[BEGIN Dataset records]

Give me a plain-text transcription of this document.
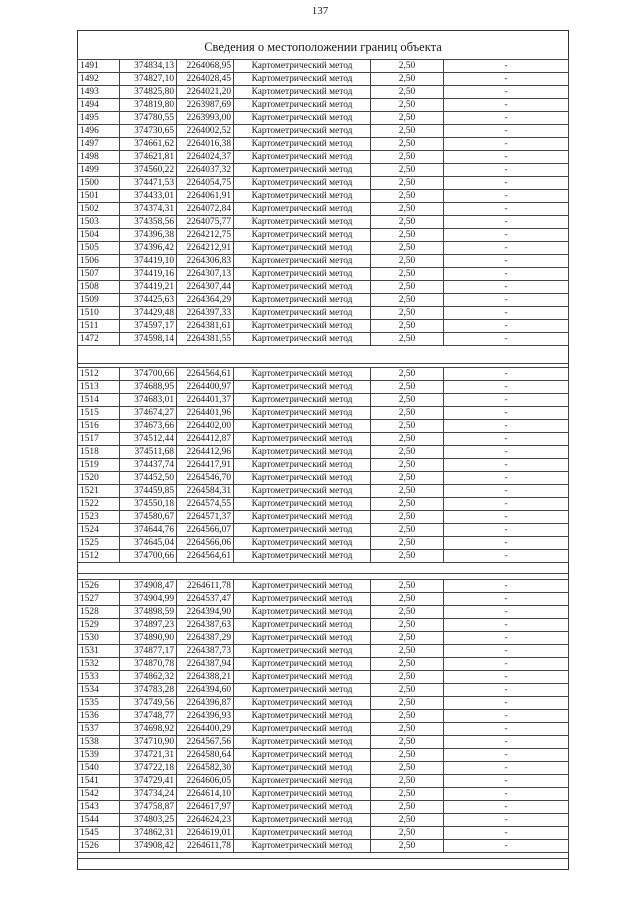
137
Сведения о местоположении границ объекта
1491	374834,13	2264068,95	Картометрический метод	2,50	-
1492	374827,10	2264028,45	Картометрический метод	2,50	-
1493	374825,80	2264021,20	Картометрический метод	2,50	-
1494	374819,80	2263987,69	Картометрический метод	2,50	-
1495	374780,55	2263993,00	Картометрический метод	2,50	-
1496	374730,65	2264002,52	Картометрический метод	2,50	-
1497	374661,62	2264016,38	Картометрический метод	2,50	-
1498	374621,81	2264024,37	Картометрический метод	2,50	-
1499	374560,22	2264037,32	Картометрический метод	2,50	-
1500	374471,53	2264054,75	Картометрический метод	2,50	-
1501	374433,01	2264061,91	Картометрический метод	2,50	-
1502	374374,31	2264072,84	Картометрический метод	2,50	-
1503	374358,56	2264075,77	Картометрический метод	2,50	-
1504	374396,38	2264212,75	Картометрический метод	2,50	-
1505	374396,42	2264212,91	Картометрический метод	2,50	-
1506	374419,10	2264306,83	Картометрический метод	2,50	-
1507	374419,16	2264307,13	Картометрический метод	2,50	-
1508	374419,21	2264307,44	Картометрический метод	2,50	-
1509	374425,63	2264364,29	Картометрический метод	2,50	-
1510	374429,48	2264397,33	Картометрический метод	2,50	-
1511	374597,17	2264381,61	Картометрический метод	2,50	-
1472	374598,14	2264381,55	Картометрический метод	2,50	-
1512	374700,66	2264564,61	Картометрический метод	2,50	-
1513	374688,95	2264400,97	Картометрический метод	2,50	-
1514	374683,01	2264401,37	Картометрический метод	2,50	-
1515	374674,27	2264401,96	Картометрический метод	2,50	-
1516	374673,66	2264402,00	Картометрический метод	2,50	-
1517	374512,44	2264412,87	Картометрический метод	2,50	-
1518	374511,68	2264412,96	Картометрический метод	2,50	-
1519	374437,74	2264417,91	Картометрический метод	2,50	-
1520	374452,50	2264546,70	Картометрический метод	2,50	-
1521	374459,85	2264584,31	Картометрический метод	2,50	-
1522	374550,18	2264574,55	Картометрический метод	2,50	-
1523	374580,67	2264571,37	Картометрический метод	2,50	-
1524	374644,76	2264566,07	Картометрический метод	2,50	-
1525	374645,04	2264566,06	Картометрический метод	2,50	-
1512	374700,66	2264564,61	Картометрический метод	2,50	-
1526	374908,47	2264611,78	Картометрический метод	2,50	-
1527	374904,99	2264537,47	Картометрический метод	2,50	-
1528	374898,59	2264394,90	Картометрический метод	2,50	-
1529	374897,23	2264387,63	Картометрический метод	2,50	-
1530	374890,90	2264387,29	Картометрический метод	2,50	-
1531	374877,17	2264387,73	Картометрический метод	2,50	-
1532	374870,78	2264387,94	Картометрический метод	2,50	-
1533	374862,32	2264388,21	Картометрический метод	2,50	-
1534	374783,28	2264394,60	Картометрический метод	2,50	-
1535	374749,56	2264396,87	Картометрический метод	2,50	-
1536	374748,77	2264396,93	Картометрический метод	2,50	-
1537	374698,92	2264400,29	Картометрический метод	2,50	-
1538	374710,90	2264567,56	Картометрический метод	2,50	-
1539	374721,31	2264580,64	Картометрический метод	2,50	-
1540	374722,18	2264582,30	Картометрический метод	2,50	-
1541	374729,41	2264606,05	Картометрический метод	2,50	-
1542	374734,24	2264614,10	Картометрический метод	2,50	-
1543	374758,87	2264617,97	Картометрический метод	2,50	-
1544	374803,25	2264624,23	Картометрический метод	2,50	-
1545	374862,31	2264619,01	Картометрический метод	2,50	-
1526	374908,42	2264611,78	Картометрический метод	2,50	-
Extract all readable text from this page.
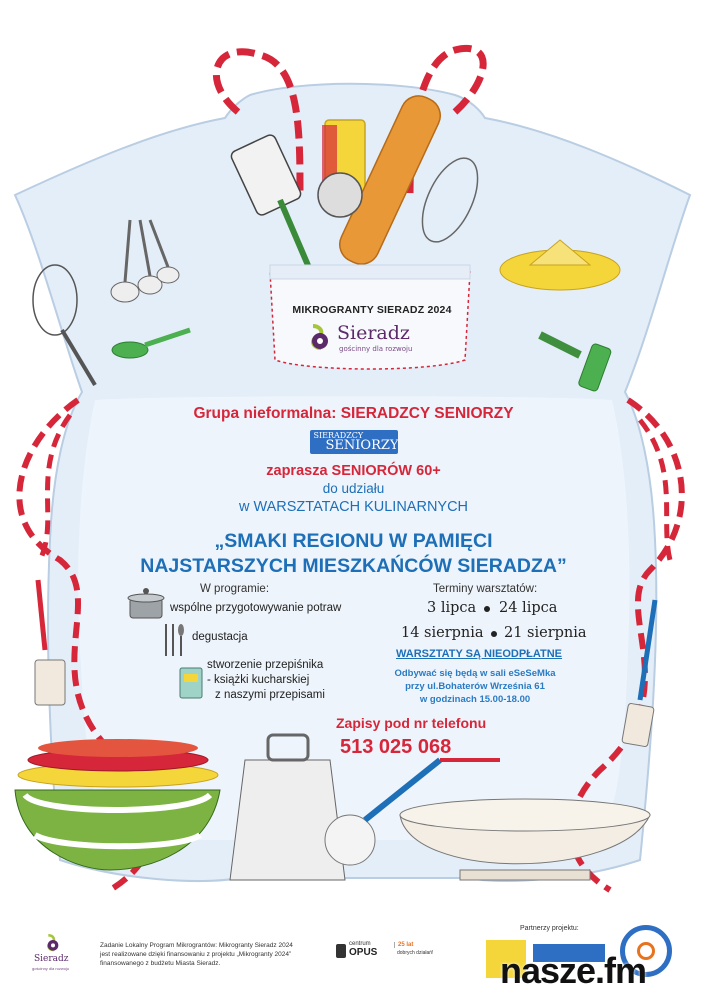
MIKROGRANTY SIERADZ 2024
Sieradz
gościnny dla rozwoju
Grupa nieformalna: SIERADZCY SENIORZY
SIERADZCY
SENIORZY
zaprasza SENIORÓW 60+
do udziału
w WARSZTATACH KULINARNYCH
„SMAKI REGIONU W PAMIĘCI
NAJSTARSZYCH MIESZKAŃCÓW SIERADZA”
W programie:
wspólne przygotowywanie potraw
degustacja
stworzenie przepiśnika
- książki kucharskiej
z naszymi przepisami
Terminy warsztatów:
3 lipca 24 lipca
14 sierpnia 21 sierpnia
WARSZTATY SĄ NIEODPŁATNE
Odbywać się będą w sali eSeSeMka
przy ul.Bohaterów Września 61
w godzinach 15.00-18.00
Zapisy pod nr telefonu
513 025 068
Sieradz
gościnny dla rozwoju
Zadanie Lokalny Program Mikrograntów: Mikrogranty Sieradz 2024
jest realizowane dzięki finansowaniu z projektu „Mikrogranty 2024”
finansowanego z budżetu Miasta Sieradz.
centrum
OPUS
25 lat
dobrych działań!
Partnerzy projektu:
nasze.fm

[END Dataset records]

- Goal of the exercise -
Quote all of the entries word for word, omitting any pictures.

- Answer for this exercise -
Give me a plain-text transcription of this document.
137
Сведения о местоположении границ объекта
1491	374834,13	2264068,95	Картометрический метод	2,50	-
1492	374827,10	2264028,45	Картометрический метод	2,50	-
1493	374825,80	2264021,20	Картометрический метод	2,50	-
1494	374819,80	2263987,69	Картометрический метод	2,50	-
1495	374780,55	2263993,00	Картометрический метод	2,50	-
1496	374730,65	2264002,52	Картометрический метод	2,50	-
1497	374661,62	2264016,38	Картометрический метод	2,50	-
1498	374621,81	2264024,37	Картометрический метод	2,50	-
1499	374560,22	2264037,32	Картометрический метод	2,50	-
1500	374471,53	2264054,75	Картометрический метод	2,50	-
1501	374433,01	2264061,91	Картометрический метод	2,50	-
1502	374374,31	2264072,84	Картометрический метод	2,50	-
1503	374358,56	2264075,77	Картометрический метод	2,50	-
1504	374396,38	2264212,75	Картометрический метод	2,50	-
1505	374396,42	2264212,91	Картометрический метод	2,50	-
1506	374419,10	2264306,83	Картометрический метод	2,50	-
1507	374419,16	2264307,13	Картометрический метод	2,50	-
1508	374419,21	2264307,44	Картометрический метод	2,50	-
1509	374425,63	2264364,29	Картометрический метод	2,50	-
1510	374429,48	2264397,33	Картометрический метод	2,50	-
1511	374597,17	2264381,61	Картометрический метод	2,50	-
1472	374598,14	2264381,55	Картометрический метод	2,50	-
1512	374700,66	2264564,61	Картометрический метод	2,50	-
1513	374688,95	2264400,97	Картометрический метод	2,50	-
1514	374683,01	2264401,37	Картометрический метод	2,50	-
1515	374674,27	2264401,96	Картометрический метод	2,50	-
1516	374673,66	2264402,00	Картометрический метод	2,50	-
1517	374512,44	2264412,87	Картометрический метод	2,50	-
1518	374511,68	2264412,96	Картометрический метод	2,50	-
1519	374437,74	2264417,91	Картометрический метод	2,50	-
1520	374452,50	2264546,70	Картометрический метод	2,50	-
1521	374459,85	2264584,31	Картометрический метод	2,50	-
1522	374550,18	2264574,55	Картометрический метод	2,50	-
1523	374580,67	2264571,37	Картометрический метод	2,50	-
1524	374644,76	2264566,07	Картометрический метод	2,50	-
1525	374645,04	2264566,06	Картометрический метод	2,50	-
1512	374700,66	2264564,61	Картометрический метод	2,50	-
1526	374908,47	2264611,78	Картометрический метод	2,50	-
1527	374904,99	2264537,47	Картометрический метод	2,50	-
1528	374898,59	2264394,90	Картометрический метод	2,50	-
1529	374897,23	2264387,63	Картометрический метод	2,50	-
1530	374890,90	2264387,29	Картометрический метод	2,50	-
1531	374877,17	2264387,73	Картометрический метод	2,50	-
1532	374870,78	2264387,94	Картометрический метод	2,50	-
1533	374862,32	2264388,21	Картометрический метод	2,50	-
1534	374783,28	2264394,60	Картометрический метод	2,50	-
1535	374749,56	2264396,87	Картометрический метод	2,50	-
1536	374748,77	2264396,93	Картометрический метод	2,50	-
1537	374698,92	2264400,29	Картометрический метод	2,50	-
1538	374710,90	2264567,56	Картометрический метод	2,50	-
1539	374721,31	2264580,64	Картометрический метод	2,50	-
1540	374722,18	2264582,30	Картометрический метод	2,50	-
1541	374729,41	2264606,05	Картометрический метод	2,50	-
1542	374734,24	2264614,10	Картометрический метод	2,50	-
1543	374758,87	2264617,97	Картометрический метод	2,50	-
1544	374803,25	2264624,23	Картометрический метод	2,50	-
1545	374862,31	2264619,01	Картометрический метод	2,50	-
1526	374908,42	2264611,78	Картометрический метод	2,50	-
Extract all readable text from this page.
MIKROGRANTY SIERADZ 2024
Sieradz
gościnny dla rozwoju
Grupa nieformalna: SIERADZCY SENIORZY
SIERADZCY
SENIORZY
zaprasza SENIORÓW 60+
do udziału
w WARSZTATACH KULINARNYCH
„SMAKI REGIONU W PAMIĘCI
NAJSTARSZYCH MIESZKAŃCÓW SIERADZA”
W programie:
wspólne przygotowywanie potraw
degustacja
stworzenie przepiśnika
- książki kucharskiej
z naszymi przepisami
Terminy warsztatów:
3 lipca 24 lipca
14 sierpnia 21 sierpnia
WARSZTATY SĄ NIEODPŁATNE
Odbywać się będą w sali eSeSeMka
przy ul.Bohaterów Września 61
w godzinach 15.00-18.00
Zapisy pod nr telefonu
513 025 068
Sieradz
gościnny dla rozwoju
Zadanie Lokalny Program Mikrograntów: Mikrogranty Sieradz 2024
jest realizowane dzięki finansowaniu z projektu „Mikrogranty 2024”
finansowanego z budżetu Miasta Sieradz.
centrum
OPUS
25 lat
dobrych działań!
Partnerzy projektu:
nasze.fm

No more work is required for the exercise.